» **Set exercise**: In the copy, include every entry exactly but none of the pictures.

» **Data**:
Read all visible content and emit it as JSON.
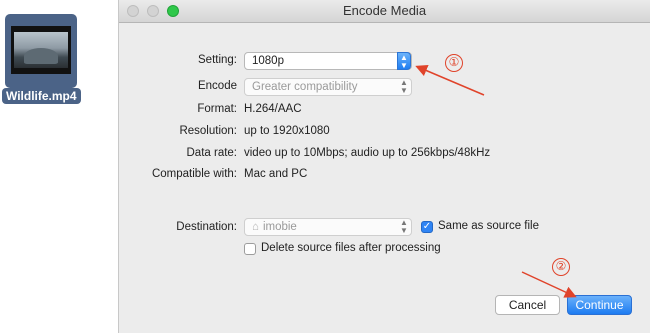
{
  "desktop": {
    "file_name": "Wildlife.mp4"
  },
  "window": {
    "title": "Encode Media"
  },
  "form": {
    "setting_label": "Setting:",
    "setting_value": "1080p",
    "encode_label": "Encode",
    "encode_value": "Greater compatibility",
    "format_label": "Format:",
    "format_value": "H.264/AAC",
    "resolution_label": "Resolution:",
    "resolution_value": "up to 1920x1080",
    "datarate_label": "Data rate:",
    "datarate_value": "video up to 10Mbps; audio up to 256kbps/48kHz",
    "compatible_label": "Compatible with:",
    "compatible_value": "Mac and PC",
    "destination_label": "Destination:",
    "destination_value": "imobie",
    "same_as_source_label": "Same as source file",
    "same_as_source_checked": true,
    "delete_source_label": "Delete source files after processing",
    "delete_source_checked": false
  },
  "buttons": {
    "cancel": "Cancel",
    "continue": "Continue"
  },
  "annotations": {
    "step1": "①",
    "step2": "②",
    "color": "#e0432a"
  }
}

» **Correct answer**:
Read all visible content and emit it as JSON.
{
  "desktop": {
    "file_name": "Wildlife.mp4"
  },
  "window": {
    "title": "Encode Media"
  },
  "form": {
    "setting_label": "Setting:",
    "setting_value": "1080p",
    "encode_label": "Encode",
    "encode_value": "Greater compatibility",
    "format_label": "Format:",
    "format_value": "H.264/AAC",
    "resolution_label": "Resolution:",
    "resolution_value": "up to 1920x1080",
    "datarate_label": "Data rate:",
    "datarate_value": "video up to 10Mbps; audio up to 256kbps/48kHz",
    "compatible_label": "Compatible with:",
    "compatible_value": "Mac and PC",
    "destination_label": "Destination:",
    "destination_value": "imobie",
    "same_as_source_label": "Same as source file",
    "same_as_source_checked": true,
    "delete_source_label": "Delete source files after processing",
    "delete_source_checked": false
  },
  "buttons": {
    "cancel": "Cancel",
    "continue": "Continue"
  },
  "annotations": {
    "step1": "①",
    "step2": "②",
    "color": "#e0432a"
  }
}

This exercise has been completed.